◆ REQUIRED WORK
Copy out, unchanged, the part of the material that opens with the line containing "staticText: Contact Key" and closes with the line containing "button[interactable]: Learn more...: [58, 369, 177, 396]". Include both of those lines and nothing else.

** Start RECORD SET **

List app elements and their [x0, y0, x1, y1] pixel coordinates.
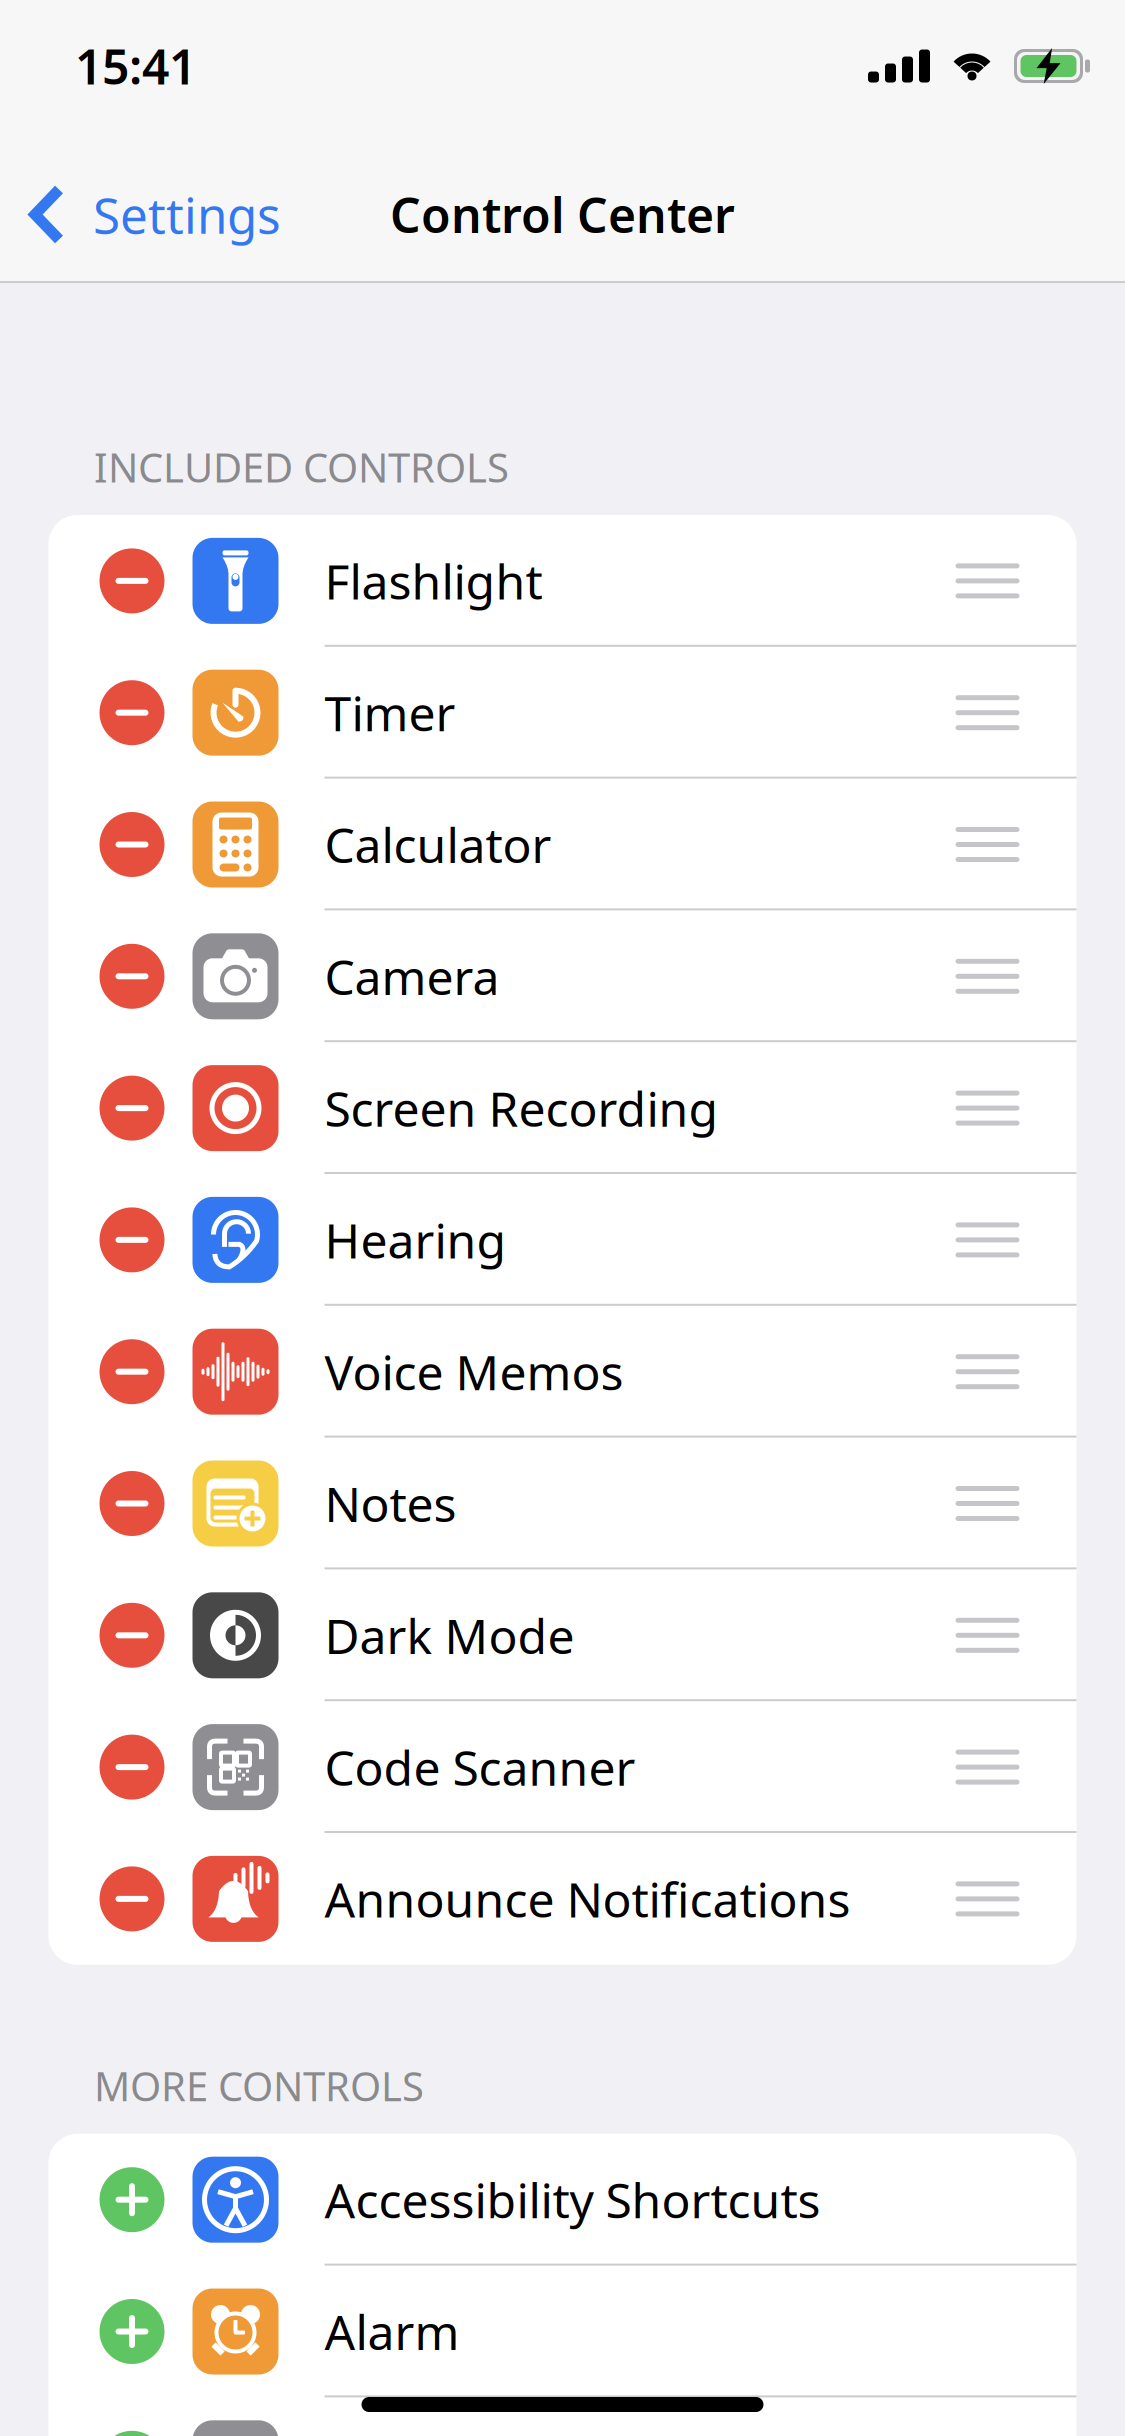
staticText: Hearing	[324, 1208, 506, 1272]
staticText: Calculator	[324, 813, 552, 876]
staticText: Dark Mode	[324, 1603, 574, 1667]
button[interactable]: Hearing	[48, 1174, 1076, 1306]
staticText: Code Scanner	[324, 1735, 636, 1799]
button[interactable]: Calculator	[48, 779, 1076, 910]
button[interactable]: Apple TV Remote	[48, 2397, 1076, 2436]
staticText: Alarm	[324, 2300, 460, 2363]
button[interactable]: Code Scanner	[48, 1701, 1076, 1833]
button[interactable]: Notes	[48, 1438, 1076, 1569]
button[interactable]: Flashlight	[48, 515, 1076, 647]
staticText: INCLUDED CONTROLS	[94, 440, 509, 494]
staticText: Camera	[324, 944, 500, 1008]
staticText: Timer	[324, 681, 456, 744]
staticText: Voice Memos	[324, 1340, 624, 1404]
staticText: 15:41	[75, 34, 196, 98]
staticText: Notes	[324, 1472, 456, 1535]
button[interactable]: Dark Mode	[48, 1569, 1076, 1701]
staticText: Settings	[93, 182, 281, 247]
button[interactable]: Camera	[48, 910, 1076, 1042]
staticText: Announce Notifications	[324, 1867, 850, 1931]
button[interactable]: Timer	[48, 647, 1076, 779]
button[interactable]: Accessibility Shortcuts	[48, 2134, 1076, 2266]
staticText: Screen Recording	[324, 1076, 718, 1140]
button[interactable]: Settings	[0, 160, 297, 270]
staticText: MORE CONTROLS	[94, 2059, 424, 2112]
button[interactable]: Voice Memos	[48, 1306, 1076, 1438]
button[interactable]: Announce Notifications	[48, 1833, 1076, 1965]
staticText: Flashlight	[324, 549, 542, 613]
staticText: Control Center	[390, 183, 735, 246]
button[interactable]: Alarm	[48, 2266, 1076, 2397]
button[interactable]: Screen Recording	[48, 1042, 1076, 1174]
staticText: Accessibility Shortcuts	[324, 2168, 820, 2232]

** End RECORD SET **
** Start RECORD SET **

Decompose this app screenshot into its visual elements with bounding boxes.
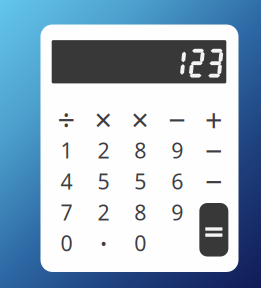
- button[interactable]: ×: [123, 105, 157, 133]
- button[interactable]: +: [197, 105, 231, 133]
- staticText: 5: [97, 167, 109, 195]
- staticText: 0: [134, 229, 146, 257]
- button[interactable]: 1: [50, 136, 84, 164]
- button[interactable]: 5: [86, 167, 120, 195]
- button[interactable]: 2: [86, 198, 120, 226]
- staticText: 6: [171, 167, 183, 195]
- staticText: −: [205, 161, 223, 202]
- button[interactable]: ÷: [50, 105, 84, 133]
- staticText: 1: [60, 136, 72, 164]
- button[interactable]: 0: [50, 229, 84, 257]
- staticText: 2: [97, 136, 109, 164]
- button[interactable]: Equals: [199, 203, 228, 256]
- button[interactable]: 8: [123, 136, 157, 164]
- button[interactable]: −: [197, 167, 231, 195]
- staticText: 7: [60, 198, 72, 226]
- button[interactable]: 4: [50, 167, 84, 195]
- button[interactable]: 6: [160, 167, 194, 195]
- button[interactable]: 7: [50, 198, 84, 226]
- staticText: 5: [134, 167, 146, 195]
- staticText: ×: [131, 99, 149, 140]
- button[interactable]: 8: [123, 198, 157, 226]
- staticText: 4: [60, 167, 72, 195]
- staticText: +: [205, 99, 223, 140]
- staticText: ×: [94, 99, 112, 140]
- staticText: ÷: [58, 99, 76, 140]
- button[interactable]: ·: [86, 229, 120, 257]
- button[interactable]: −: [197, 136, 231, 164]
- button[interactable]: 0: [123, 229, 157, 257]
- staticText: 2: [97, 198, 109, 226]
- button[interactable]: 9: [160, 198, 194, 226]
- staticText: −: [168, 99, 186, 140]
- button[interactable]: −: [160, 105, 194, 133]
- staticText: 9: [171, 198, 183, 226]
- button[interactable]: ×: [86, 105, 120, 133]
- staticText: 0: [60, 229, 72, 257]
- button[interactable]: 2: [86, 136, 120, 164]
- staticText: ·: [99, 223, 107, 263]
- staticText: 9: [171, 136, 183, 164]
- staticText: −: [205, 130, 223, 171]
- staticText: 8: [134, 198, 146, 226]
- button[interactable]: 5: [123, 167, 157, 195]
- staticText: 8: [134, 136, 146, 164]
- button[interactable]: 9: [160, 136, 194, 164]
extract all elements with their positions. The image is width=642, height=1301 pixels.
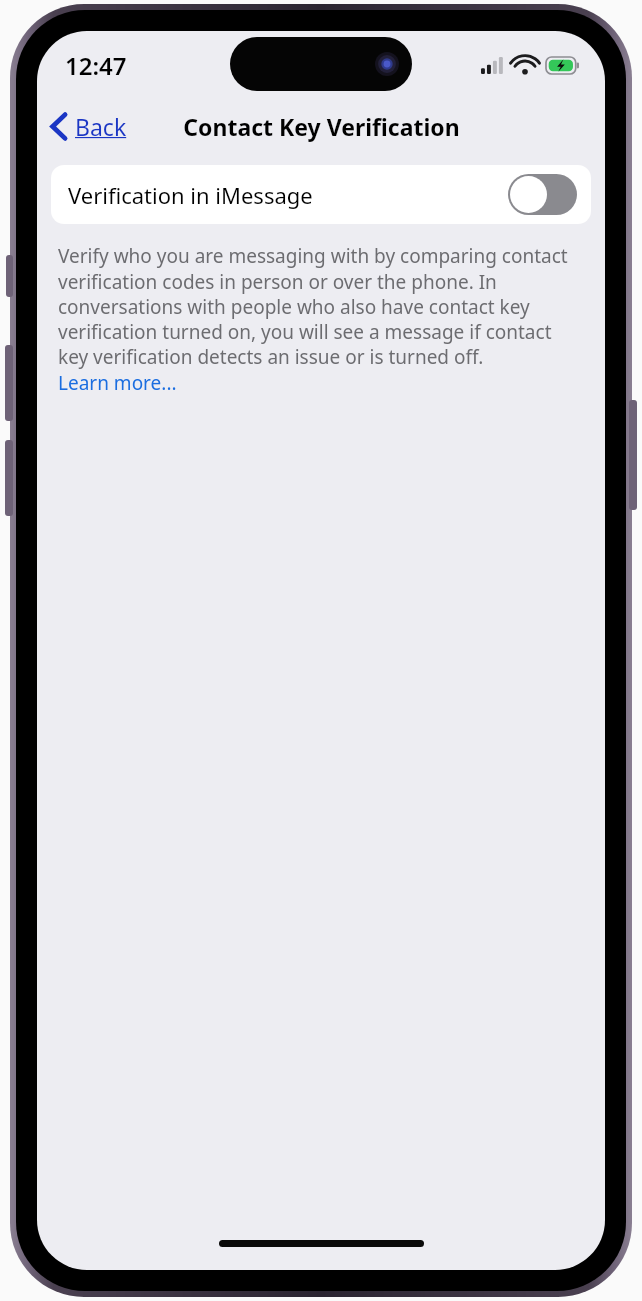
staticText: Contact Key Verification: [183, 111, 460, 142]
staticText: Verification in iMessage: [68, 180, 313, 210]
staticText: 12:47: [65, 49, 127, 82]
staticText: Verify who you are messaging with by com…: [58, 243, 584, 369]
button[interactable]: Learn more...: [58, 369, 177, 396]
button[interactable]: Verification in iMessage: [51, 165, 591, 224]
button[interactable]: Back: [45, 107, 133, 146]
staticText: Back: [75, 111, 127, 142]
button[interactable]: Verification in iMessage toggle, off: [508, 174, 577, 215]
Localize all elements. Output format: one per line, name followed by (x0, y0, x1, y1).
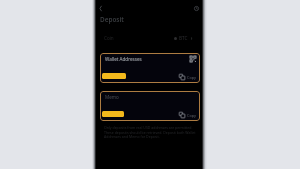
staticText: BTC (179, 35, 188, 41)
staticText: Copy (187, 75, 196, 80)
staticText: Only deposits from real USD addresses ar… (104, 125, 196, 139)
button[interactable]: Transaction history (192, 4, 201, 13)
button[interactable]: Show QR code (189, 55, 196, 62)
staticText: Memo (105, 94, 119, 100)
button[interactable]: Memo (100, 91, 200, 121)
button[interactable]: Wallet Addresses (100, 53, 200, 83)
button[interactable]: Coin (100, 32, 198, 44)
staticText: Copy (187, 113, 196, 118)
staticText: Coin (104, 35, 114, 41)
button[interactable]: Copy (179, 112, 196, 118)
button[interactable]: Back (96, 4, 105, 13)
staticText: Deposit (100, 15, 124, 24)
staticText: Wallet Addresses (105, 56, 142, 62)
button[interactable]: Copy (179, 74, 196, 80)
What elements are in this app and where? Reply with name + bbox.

** End RECORD SET **

◆ TASK ANSWER
staticText: Contact Key Verification: [183, 111, 460, 142]
staticText: Verification in iMessage: [68, 180, 313, 210]
staticText: 12:47: [65, 49, 127, 82]
staticText: Verify who you are messaging with by com…: [58, 243, 584, 369]
button[interactable]: Learn more...: [58, 369, 177, 396]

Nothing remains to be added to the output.